■ WRITTEN PROBLEM ■
Can you copy the stretch from the start of the records through the line containing "- x-tick-c-0: 0: [873, 320, 882, 339]", swapping "pixel-space" for "image-space" and leaving everything else as it is?

■ ROWS ■
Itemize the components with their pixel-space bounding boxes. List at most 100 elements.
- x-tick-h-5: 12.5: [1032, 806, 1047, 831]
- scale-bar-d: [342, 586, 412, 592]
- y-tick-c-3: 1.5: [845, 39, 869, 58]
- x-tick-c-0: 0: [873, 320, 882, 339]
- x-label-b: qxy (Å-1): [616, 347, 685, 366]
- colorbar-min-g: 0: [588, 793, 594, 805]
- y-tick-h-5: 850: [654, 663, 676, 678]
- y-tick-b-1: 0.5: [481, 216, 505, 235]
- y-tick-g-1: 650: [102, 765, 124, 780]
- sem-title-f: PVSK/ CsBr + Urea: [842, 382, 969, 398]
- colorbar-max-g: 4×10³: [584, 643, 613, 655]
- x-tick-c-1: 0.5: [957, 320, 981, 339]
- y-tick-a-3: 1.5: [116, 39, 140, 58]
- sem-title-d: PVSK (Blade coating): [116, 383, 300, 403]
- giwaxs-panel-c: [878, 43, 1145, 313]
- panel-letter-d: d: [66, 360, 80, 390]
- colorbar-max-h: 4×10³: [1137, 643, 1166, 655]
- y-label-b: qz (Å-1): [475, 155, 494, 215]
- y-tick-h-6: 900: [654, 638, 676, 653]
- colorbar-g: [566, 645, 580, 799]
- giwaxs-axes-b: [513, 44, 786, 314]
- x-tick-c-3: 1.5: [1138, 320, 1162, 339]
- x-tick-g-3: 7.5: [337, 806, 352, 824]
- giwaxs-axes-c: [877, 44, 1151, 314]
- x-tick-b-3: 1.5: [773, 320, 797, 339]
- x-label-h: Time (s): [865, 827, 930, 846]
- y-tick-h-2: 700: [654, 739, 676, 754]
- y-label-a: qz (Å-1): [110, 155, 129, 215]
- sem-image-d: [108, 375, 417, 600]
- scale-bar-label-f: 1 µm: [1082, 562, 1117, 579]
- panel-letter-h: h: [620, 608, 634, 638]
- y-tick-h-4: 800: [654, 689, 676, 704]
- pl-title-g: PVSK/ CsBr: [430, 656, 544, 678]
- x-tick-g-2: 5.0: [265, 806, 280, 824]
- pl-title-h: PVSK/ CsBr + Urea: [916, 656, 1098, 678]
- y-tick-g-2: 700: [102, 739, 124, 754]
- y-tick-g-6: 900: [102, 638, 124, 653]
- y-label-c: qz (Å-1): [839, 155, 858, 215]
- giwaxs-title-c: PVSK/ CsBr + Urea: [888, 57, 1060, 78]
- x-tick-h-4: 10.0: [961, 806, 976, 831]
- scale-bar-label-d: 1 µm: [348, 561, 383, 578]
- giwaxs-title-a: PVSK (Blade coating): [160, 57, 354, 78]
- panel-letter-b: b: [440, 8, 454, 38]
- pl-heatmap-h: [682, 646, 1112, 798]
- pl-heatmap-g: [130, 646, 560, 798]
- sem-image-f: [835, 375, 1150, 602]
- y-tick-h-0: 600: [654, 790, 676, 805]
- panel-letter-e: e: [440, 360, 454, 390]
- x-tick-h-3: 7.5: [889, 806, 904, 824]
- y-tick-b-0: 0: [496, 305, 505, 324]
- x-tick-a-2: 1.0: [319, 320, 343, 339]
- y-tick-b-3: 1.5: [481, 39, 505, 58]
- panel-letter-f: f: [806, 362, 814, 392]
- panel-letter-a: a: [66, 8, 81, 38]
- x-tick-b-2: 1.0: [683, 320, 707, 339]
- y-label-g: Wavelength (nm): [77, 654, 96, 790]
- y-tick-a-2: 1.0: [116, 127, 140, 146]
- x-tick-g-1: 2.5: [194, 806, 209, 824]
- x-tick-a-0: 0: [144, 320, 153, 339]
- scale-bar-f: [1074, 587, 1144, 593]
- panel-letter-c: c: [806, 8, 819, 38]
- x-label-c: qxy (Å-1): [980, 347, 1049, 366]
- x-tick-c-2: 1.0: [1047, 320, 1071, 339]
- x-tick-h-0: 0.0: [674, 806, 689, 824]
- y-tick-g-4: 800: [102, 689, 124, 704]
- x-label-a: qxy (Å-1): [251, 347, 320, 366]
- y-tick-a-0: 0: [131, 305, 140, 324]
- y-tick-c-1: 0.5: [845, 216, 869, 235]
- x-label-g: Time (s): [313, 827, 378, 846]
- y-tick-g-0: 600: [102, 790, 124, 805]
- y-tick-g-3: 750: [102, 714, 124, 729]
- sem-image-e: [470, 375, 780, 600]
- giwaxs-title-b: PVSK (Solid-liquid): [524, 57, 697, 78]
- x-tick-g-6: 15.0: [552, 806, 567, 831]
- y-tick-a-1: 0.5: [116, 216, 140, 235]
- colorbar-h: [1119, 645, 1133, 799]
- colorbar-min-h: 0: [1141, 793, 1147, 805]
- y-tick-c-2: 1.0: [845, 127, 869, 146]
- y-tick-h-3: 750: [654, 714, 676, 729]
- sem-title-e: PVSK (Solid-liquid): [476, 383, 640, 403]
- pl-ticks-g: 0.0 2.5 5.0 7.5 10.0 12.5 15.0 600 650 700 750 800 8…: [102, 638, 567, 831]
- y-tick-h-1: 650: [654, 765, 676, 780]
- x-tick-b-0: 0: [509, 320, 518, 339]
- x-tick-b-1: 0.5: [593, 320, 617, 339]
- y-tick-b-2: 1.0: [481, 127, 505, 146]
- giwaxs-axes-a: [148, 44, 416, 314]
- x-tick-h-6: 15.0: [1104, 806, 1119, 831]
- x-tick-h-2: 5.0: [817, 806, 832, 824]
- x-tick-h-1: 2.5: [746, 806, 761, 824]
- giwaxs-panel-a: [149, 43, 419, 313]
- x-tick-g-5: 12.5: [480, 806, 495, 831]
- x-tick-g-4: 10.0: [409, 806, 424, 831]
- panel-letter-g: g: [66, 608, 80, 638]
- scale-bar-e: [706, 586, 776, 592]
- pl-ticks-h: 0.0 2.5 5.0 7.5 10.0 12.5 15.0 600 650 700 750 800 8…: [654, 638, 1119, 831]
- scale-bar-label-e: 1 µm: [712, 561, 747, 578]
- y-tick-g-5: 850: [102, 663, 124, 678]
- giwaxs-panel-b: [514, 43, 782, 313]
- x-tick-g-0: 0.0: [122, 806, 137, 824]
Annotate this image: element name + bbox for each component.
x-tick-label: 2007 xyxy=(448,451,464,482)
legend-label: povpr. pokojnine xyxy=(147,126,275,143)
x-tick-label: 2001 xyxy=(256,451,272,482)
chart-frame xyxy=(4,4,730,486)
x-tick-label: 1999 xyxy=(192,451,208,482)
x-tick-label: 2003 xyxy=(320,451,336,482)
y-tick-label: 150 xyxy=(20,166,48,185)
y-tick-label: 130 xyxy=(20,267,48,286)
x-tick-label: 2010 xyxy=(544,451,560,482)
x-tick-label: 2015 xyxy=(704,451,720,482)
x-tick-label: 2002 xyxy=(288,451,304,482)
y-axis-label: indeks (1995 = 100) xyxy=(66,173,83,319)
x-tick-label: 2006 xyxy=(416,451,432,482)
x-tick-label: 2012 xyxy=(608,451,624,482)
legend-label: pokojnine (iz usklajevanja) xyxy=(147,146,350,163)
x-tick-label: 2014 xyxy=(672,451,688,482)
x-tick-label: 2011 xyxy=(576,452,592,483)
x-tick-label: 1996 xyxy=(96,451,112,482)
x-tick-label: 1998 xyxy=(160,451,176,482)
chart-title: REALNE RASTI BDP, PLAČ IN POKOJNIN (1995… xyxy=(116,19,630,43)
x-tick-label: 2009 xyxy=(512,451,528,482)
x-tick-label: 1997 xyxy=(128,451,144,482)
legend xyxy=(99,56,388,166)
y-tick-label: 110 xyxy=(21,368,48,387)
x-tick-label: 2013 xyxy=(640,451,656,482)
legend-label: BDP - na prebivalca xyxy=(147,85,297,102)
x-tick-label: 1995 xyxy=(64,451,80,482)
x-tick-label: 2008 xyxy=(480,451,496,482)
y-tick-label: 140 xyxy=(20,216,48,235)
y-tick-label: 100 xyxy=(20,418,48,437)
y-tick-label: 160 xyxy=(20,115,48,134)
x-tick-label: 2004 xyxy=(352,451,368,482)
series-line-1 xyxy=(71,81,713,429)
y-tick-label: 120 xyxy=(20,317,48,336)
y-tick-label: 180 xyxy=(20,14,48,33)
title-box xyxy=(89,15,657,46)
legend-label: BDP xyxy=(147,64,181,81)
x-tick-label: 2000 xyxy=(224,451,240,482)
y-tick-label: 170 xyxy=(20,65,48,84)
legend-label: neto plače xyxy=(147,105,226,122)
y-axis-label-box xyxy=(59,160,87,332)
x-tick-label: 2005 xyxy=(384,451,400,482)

■ EXPECTED ANSWER ■
Itemize the components with their image-space bounding boxes. List at most 100 elements.
- x-tick-h-5: 12.5: [1032, 806, 1047, 831]
- scale-bar-d: [342, 586, 412, 592]
- y-tick-c-3: 1.5: [845, 39, 869, 58]
- x-tick-c-0: 0: [873, 320, 882, 339]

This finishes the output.